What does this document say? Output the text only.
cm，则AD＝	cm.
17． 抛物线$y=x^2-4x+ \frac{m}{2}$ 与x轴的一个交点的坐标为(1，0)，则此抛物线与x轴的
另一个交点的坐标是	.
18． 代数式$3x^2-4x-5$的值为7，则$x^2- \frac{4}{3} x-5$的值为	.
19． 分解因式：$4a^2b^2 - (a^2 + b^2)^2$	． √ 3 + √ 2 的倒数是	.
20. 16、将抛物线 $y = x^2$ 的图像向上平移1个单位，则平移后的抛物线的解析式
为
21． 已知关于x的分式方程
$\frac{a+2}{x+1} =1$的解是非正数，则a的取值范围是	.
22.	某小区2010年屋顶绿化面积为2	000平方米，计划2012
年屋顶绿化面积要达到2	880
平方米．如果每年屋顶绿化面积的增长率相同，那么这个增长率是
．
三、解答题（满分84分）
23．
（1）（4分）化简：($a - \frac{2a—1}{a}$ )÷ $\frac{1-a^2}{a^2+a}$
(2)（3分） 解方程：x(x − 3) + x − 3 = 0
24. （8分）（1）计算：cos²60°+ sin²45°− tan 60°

**WHAT THE TASK REQUIRES**
Set every line of the listing down word for word.

**RESPONSE BELOW**
What does this document say? Output the text only.
cm，则AD＝	cm.
17． 抛物线$y=x^2-4x+ \frac{m}{2}$ 与x轴的一个交点的坐标为(1，0)，则此抛物线与x轴的
另一个交点的坐标是	.
18． 代数式$3x^2-4x-5$的值为7，则$x^2- \frac{4}{3} x-5$的值为	.
19． 分解因式：$4a^2b^2 - (a^2 + b^2)^2$	． √ 3 + √ 2 的倒数是	.
20. 16、将抛物线 $y = x^2$ 的图像向上平移1个单位，则平移后的抛物线的解析式
为
21． 已知关于x的分式方程
$\frac{a+2}{x+1} =1$的解是非正数，则a的取值范围是	.
22.	某小区2010年屋顶绿化面积为2	000平方米，计划2012
年屋顶绿化面积要达到2	880
平方米．如果每年屋顶绿化面积的增长率相同，那么这个增长率是
．
三、解答题（满分84分）
23．
（1）（4分）化简：($a - \frac{2a—1}{a}$ )÷ $\frac{1-a^2}{a^2+a}$
(2)（3分） 解方程：x(x − 3) + x − 3 = 0
24. （8分）（1）计算：cos²60°+ sin²45°− tan 60°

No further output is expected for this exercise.